=== What the task asks ===
Give the data below again, word for word.

=== Records shown ===
──────────

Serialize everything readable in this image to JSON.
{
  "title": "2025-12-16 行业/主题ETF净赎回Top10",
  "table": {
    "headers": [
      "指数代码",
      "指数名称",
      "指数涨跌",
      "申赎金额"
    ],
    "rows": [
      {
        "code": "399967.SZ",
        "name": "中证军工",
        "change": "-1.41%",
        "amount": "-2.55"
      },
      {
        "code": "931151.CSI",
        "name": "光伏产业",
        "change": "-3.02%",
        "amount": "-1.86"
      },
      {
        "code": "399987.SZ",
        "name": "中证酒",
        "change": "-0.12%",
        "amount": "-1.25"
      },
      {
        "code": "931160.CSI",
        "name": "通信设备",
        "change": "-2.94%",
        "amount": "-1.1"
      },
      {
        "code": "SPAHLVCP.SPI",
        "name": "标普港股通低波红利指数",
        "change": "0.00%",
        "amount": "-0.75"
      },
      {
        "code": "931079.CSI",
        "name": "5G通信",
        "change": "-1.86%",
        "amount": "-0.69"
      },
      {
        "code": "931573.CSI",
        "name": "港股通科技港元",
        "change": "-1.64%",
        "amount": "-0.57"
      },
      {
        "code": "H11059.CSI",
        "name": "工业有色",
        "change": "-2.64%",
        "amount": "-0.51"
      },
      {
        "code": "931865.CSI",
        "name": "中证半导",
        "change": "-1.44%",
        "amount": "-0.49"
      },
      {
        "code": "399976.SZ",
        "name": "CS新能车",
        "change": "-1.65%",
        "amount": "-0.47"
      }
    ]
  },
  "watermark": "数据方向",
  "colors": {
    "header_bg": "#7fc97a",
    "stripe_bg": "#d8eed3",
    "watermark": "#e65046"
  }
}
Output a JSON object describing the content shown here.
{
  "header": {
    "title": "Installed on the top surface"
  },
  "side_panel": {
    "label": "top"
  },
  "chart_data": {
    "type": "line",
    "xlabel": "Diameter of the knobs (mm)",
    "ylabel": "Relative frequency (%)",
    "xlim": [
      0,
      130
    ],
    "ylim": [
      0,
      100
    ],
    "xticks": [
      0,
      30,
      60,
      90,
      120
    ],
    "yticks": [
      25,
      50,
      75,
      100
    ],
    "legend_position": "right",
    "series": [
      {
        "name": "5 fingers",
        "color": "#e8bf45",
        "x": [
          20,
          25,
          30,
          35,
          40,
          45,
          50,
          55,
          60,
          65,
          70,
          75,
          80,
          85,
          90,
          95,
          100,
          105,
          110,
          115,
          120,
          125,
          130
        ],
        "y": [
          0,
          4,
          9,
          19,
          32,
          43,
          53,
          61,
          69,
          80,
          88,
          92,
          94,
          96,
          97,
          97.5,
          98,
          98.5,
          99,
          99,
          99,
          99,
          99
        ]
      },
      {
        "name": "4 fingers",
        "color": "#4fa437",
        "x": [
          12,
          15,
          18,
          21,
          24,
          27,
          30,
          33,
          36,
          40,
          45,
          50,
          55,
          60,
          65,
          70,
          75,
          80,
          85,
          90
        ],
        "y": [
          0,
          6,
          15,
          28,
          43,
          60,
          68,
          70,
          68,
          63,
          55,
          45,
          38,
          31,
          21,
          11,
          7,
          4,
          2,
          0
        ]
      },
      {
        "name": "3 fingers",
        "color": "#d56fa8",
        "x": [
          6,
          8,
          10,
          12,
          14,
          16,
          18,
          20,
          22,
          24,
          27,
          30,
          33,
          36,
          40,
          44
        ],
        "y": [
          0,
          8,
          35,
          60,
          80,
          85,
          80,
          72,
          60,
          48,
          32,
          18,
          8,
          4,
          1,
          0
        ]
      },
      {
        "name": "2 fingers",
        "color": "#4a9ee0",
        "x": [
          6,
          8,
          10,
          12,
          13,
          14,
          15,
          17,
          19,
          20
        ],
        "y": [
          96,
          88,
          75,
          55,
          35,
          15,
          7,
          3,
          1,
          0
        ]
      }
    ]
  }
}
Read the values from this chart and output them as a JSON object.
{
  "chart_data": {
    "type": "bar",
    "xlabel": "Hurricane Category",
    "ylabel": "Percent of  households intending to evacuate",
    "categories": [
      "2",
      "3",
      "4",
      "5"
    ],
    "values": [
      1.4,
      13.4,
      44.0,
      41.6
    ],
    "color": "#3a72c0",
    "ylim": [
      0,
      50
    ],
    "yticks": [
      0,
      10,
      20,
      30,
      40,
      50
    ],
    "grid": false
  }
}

──────────

=== Solution ===
Serialize everything readable in this image to JSON.
{
  "title": "2025-12-16 行业/主题ETF净赎回Top10",
  "table": {
    "headers": [
      "指数代码",
      "指数名称",
      "指数涨跌",
      "申赎金额"
    ],
    "rows": [
      {
        "code": "399967.SZ",
        "name": "中证军工",
        "change": "-1.41%",
        "amount": "-2.55"
      },
      {
        "code": "931151.CSI",
        "name": "光伏产业",
        "change": "-3.02%",
        "amount": "-1.86"
      },
      {
        "code": "399987.SZ",
        "name": "中证酒",
        "change": "-0.12%",
        "amount": "-1.25"
      },
      {
        "code": "931160.CSI",
        "name": "通信设备",
        "change": "-2.94%",
        "amount": "-1.1"
      },
      {
        "code": "SPAHLVCP.SPI",
        "name": "标普港股通低波红利指数",
        "change": "0.00%",
        "amount": "-0.75"
      },
      {
        "code": "931079.CSI",
        "name": "5G通信",
        "change": "-1.86%",
        "amount": "-0.69"
      },
      {
        "code": "931573.CSI",
        "name": "港股通科技港元",
        "change": "-1.64%",
        "amount": "-0.57"
      },
      {
        "code": "H11059.CSI",
        "name": "工业有色",
        "change": "-2.64%",
        "amount": "-0.51"
      },
      {
        "code": "931865.CSI",
        "name": "中证半导",
        "change": "-1.44%",
        "amount": "-0.49"
      },
      {
        "code": "399976.SZ",
        "name": "CS新能车",
        "change": "-1.65%",
        "amount": "-0.47"
      }
    ]
  },
  "watermark": "数据方向",
  "colors": {
    "header_bg": "#7fc97a",
    "stripe_bg": "#d8eed3",
    "watermark": "#e65046"
  }
}
Output a JSON object describing the content shown here.
{
  "header": {
    "title": "Installed on the top surface"
  },
  "side_panel": {
    "label": "top"
  },
  "chart_data": {
    "type": "line",
    "xlabel": "Diameter of the knobs (mm)",
    "ylabel": "Relative frequency (%)",
    "xlim": [
      0,
      130
    ],
    "ylim": [
      0,
      100
    ],
    "xticks": [
      0,
      30,
      60,
      90,
      120
    ],
    "yticks": [
      25,
      50,
      75,
      100
    ],
    "legend_position": "right",
    "series": [
      {
        "name": "5 fingers",
        "color": "#e8bf45",
        "x": [
          20,
          25,
          30,
          35,
          40,
          45,
          50,
          55,
          60,
          65,
          70,
          75,
          80,
          85,
          90,
          95,
          100,
          105,
          110,
          115,
          120,
          125,
          130
        ],
        "y": [
          0,
          4,
          9,
          19,
          32,
          43,
          53,
          61,
          69,
          80,
          88,
          92,
          94,
          96,
          97,
          97.5,
          98,
          98.5,
          99,
          99,
          99,
          99,
          99
        ]
      },
      {
        "name": "4 fingers",
        "color": "#4fa437",
        "x": [
          12,
          15,
          18,
          21,
          24,
          27,
          30,
          33,
          36,
          40,
          45,
          50,
          55,
          60,
          65,
          70,
          75,
          80,
          85,
          90
        ],
        "y": [
          0,
          6,
          15,
          28,
          43,
          60,
          68,
          70,
          68,
          63,
          55,
          45,
          38,
          31,
          21,
          11,
          7,
          4,
          2,
          0
        ]
      },
      {
        "name": "3 fingers",
        "color": "#d56fa8",
        "x": [
          6,
          8,
          10,
          12,
          14,
          16,
          18,
          20,
          22,
          24,
          27,
          30,
          33,
          36,
          40,
          44
        ],
        "y": [
          0,
          8,
          35,
          60,
          80,
          85,
          80,
          72,
          60,
          48,
          32,
          18,
          8,
          4,
          1,
          0
        ]
      },
      {
        "name": "2 fingers",
        "color": "#4a9ee0",
        "x": [
          6,
          8,
          10,
          12,
          13,
          14,
          15,
          17,
          19,
          20
        ],
        "y": [
          96,
          88,
          75,
          55,
          35,
          15,
          7,
          3,
          1,
          0
        ]
      }
    ]
  }
}
Read the values from this chart and output them as a JSON object.
{
  "chart_data": {
    "type": "bar",
    "xlabel": "Hurricane Category",
    "ylabel": "Percent of  households intending to evacuate",
    "categories": [
      "2",
      "3",
      "4",
      "5"
    ],
    "values": [
      1.4,
      13.4,
      44.0,
      41.6
    ],
    "color": "#3a72c0",
    "ylim": [
      0,
      50
    ],
    "yticks": [
      0,
      10,
      20,
      30,
      40,
      50
    ],
    "grid": false
  }
}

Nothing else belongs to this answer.